# [GIVEN REQUEST]
Find each line with the string "choses" and copy it.

# [MATERIAL SHOWN]

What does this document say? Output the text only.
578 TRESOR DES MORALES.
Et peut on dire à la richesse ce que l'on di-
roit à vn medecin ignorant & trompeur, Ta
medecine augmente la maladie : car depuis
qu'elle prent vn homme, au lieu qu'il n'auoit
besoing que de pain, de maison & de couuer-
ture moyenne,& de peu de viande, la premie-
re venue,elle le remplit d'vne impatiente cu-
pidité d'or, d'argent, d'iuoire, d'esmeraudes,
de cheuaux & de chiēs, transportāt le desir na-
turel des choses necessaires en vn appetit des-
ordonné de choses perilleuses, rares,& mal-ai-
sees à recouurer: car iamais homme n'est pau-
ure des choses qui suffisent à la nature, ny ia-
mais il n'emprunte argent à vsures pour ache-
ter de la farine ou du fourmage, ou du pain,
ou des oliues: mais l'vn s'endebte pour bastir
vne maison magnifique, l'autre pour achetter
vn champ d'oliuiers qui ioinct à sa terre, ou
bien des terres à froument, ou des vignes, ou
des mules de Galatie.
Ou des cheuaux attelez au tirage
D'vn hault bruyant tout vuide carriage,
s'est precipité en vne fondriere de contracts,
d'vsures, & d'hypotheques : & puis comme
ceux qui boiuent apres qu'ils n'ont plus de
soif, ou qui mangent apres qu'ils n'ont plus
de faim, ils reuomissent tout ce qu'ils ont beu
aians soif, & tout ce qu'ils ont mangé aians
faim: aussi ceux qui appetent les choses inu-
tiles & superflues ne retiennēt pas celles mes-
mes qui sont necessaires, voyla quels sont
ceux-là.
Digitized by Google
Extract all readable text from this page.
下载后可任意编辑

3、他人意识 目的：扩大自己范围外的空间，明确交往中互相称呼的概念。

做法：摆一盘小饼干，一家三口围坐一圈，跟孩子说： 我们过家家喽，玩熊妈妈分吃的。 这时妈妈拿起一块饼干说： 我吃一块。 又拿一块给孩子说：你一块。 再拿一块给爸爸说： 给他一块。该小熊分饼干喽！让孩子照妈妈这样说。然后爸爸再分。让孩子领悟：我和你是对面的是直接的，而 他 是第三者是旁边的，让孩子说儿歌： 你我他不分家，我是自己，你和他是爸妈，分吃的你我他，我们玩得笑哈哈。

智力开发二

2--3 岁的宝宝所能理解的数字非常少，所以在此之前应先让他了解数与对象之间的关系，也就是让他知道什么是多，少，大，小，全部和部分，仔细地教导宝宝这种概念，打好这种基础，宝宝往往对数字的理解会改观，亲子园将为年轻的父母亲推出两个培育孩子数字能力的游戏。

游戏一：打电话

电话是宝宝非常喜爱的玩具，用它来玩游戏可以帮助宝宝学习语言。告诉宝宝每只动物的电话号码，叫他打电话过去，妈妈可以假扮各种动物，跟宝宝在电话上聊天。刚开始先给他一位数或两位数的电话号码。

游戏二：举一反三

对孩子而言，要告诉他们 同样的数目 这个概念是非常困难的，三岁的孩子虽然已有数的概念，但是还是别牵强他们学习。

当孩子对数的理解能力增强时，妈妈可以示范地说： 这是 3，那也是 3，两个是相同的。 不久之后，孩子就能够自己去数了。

# [THE OUTPUT]
turel des choses necessaires en vn appetit des-
ordonné de choses perilleuses, rares,& mal-ai-
ure des choses qui suffisent à la nature, ny ia-
faim: aussi ceux qui appetent les choses inu-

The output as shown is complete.